| Work to be completed |
Collect each line of the entries that holds the string "house".
__________________________________________________
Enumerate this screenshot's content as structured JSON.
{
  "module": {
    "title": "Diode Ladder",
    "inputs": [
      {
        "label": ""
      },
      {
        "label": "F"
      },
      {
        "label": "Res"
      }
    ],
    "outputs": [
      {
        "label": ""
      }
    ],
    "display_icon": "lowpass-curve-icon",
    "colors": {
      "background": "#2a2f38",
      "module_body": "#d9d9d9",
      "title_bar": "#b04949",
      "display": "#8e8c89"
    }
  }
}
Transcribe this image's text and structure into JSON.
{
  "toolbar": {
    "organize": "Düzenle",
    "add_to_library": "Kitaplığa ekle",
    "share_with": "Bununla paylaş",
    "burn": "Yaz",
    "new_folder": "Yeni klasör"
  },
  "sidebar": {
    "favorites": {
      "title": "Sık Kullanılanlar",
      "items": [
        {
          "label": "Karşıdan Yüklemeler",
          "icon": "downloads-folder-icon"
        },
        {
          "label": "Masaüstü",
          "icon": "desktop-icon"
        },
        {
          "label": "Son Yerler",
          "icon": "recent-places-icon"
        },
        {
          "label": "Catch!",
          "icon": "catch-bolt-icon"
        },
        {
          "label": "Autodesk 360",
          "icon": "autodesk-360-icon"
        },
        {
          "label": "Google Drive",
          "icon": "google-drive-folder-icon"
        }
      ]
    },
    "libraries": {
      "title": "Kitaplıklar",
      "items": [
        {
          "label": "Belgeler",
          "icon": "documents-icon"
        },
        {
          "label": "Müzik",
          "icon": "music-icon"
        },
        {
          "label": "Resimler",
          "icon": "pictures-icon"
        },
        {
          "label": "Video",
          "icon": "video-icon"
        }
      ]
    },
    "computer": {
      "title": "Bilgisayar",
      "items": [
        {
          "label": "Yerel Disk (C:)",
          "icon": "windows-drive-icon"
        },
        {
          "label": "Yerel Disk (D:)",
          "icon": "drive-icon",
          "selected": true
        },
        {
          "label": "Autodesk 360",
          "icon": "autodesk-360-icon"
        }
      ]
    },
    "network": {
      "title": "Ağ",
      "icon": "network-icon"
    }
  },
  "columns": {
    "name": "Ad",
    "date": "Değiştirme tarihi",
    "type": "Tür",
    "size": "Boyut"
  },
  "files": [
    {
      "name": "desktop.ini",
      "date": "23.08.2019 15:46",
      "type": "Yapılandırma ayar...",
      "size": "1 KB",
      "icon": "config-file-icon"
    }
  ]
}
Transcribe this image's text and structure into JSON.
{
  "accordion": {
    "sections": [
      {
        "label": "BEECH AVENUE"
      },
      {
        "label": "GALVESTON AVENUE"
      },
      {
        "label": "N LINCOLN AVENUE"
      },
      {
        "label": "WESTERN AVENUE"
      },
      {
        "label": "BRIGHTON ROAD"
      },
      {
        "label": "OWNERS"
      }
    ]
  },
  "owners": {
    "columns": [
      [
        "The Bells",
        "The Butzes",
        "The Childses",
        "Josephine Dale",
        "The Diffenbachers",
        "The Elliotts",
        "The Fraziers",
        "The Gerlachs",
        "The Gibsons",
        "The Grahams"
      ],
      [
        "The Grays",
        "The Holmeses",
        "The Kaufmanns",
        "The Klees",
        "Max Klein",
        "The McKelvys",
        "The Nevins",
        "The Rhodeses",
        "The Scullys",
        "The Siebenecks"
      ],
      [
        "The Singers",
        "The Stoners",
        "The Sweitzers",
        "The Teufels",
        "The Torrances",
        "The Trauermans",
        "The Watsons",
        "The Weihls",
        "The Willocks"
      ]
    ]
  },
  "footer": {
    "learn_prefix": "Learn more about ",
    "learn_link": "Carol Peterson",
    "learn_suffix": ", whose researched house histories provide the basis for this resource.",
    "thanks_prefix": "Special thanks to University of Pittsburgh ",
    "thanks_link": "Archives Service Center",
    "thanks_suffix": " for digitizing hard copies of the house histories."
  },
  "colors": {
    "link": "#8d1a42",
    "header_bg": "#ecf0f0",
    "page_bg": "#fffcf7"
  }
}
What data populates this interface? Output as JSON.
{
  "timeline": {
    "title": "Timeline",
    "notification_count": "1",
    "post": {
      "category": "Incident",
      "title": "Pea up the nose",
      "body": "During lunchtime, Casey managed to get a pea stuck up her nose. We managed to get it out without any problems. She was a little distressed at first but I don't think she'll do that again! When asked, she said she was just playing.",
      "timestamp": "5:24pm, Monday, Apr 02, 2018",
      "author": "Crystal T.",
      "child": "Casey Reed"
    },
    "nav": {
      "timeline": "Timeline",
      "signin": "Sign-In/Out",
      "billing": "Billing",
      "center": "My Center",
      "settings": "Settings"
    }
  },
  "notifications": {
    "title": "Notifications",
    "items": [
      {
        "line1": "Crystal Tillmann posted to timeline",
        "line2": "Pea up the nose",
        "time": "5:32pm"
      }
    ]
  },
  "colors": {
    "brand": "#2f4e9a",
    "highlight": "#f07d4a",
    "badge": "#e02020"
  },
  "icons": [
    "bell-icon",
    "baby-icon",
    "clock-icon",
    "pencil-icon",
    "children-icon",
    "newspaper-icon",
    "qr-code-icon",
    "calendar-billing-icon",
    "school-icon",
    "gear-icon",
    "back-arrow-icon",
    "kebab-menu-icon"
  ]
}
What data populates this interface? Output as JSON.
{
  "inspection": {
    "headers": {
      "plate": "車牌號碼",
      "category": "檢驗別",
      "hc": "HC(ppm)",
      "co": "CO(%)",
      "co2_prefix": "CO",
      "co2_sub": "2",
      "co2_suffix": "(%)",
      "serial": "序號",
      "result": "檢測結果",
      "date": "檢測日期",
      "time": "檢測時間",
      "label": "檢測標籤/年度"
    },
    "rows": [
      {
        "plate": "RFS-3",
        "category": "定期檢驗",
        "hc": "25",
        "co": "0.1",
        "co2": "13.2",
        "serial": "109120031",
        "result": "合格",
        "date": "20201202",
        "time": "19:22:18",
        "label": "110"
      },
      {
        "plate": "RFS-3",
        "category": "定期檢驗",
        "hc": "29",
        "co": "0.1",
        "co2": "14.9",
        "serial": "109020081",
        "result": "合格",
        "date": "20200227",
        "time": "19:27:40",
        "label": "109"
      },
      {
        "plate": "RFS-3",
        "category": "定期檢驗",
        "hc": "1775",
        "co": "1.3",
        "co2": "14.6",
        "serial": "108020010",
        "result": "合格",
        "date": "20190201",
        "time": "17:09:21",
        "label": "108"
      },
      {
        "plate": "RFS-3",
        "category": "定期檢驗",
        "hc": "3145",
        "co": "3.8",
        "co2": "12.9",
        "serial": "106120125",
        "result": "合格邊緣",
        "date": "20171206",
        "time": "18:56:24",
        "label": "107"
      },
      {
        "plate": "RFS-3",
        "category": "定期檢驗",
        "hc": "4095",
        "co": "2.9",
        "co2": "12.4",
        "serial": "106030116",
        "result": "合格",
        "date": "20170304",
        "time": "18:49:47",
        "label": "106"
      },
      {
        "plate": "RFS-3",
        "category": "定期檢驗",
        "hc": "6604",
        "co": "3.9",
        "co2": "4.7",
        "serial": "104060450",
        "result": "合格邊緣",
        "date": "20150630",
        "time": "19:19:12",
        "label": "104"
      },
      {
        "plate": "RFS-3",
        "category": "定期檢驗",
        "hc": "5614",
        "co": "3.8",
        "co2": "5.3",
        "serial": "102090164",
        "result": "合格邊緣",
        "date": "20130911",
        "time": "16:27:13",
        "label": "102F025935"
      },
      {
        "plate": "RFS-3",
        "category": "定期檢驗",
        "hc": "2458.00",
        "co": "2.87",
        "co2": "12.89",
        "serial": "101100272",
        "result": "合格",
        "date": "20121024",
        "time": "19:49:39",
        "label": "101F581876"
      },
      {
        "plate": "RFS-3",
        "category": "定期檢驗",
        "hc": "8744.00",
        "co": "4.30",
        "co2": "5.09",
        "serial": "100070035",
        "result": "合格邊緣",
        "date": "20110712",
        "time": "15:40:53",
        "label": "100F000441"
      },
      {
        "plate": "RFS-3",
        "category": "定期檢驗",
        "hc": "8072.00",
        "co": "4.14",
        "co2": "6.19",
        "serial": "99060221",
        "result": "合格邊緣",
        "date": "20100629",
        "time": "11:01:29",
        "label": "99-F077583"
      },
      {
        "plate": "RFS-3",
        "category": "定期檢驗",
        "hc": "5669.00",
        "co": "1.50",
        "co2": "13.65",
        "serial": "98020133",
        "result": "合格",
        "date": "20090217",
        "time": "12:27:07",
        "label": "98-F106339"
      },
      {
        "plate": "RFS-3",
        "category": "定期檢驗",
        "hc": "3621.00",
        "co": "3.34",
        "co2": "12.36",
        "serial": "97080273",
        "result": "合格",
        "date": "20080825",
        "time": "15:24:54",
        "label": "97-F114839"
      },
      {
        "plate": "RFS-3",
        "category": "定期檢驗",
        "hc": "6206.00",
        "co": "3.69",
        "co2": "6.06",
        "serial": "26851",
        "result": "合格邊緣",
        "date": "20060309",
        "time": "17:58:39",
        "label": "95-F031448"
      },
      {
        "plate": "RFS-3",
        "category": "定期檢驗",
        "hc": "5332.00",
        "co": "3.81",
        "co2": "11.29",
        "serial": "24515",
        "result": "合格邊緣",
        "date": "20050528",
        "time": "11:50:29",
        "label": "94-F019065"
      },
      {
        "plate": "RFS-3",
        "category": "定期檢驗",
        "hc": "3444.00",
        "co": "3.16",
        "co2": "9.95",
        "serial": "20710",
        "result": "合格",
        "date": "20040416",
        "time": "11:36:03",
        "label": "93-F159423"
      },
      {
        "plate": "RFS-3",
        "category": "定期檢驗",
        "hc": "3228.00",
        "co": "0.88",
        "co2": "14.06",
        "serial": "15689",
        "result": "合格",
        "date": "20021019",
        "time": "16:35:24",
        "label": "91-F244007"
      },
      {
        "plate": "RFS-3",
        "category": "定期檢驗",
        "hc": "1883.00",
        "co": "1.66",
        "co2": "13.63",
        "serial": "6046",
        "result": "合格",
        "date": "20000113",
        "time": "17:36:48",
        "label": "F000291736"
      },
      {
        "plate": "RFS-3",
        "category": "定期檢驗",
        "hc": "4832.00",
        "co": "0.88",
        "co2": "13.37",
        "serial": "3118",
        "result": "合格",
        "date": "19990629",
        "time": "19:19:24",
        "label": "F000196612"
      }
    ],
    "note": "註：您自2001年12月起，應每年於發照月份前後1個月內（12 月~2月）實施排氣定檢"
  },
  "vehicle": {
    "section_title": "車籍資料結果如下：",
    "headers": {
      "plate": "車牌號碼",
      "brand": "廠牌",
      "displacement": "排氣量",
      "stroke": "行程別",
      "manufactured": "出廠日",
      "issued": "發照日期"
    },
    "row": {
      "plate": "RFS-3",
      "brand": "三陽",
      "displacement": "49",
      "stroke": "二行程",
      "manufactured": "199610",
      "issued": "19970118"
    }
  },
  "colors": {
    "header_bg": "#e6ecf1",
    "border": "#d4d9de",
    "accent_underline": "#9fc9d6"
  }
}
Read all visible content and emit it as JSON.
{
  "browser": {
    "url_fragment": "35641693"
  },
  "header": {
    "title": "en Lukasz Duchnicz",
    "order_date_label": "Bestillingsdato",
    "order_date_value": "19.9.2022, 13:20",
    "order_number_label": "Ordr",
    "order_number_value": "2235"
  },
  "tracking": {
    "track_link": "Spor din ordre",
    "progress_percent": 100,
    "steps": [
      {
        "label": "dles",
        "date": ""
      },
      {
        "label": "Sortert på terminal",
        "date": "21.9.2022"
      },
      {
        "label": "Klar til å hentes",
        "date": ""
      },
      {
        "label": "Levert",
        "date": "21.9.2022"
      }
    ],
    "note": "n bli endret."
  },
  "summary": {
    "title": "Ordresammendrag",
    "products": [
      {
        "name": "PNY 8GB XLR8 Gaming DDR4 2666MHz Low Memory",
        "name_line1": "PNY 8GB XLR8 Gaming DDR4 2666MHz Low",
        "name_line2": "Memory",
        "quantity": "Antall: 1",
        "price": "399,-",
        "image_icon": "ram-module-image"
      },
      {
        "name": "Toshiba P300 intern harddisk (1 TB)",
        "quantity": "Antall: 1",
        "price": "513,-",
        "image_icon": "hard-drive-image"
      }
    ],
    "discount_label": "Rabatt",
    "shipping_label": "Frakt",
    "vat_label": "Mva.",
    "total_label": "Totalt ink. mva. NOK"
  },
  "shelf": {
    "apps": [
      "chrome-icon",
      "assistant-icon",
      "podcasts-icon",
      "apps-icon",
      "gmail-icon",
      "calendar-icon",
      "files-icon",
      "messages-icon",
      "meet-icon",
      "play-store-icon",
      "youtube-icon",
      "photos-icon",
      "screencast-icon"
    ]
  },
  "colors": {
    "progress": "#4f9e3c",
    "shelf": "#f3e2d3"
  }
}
__________________________________________________
| Exercise answer |
    "learn_suffix": ", whose researched house histories provide the basis for this resource.",
    "thanks_suffix": " for digitizing hard copies of the house histories."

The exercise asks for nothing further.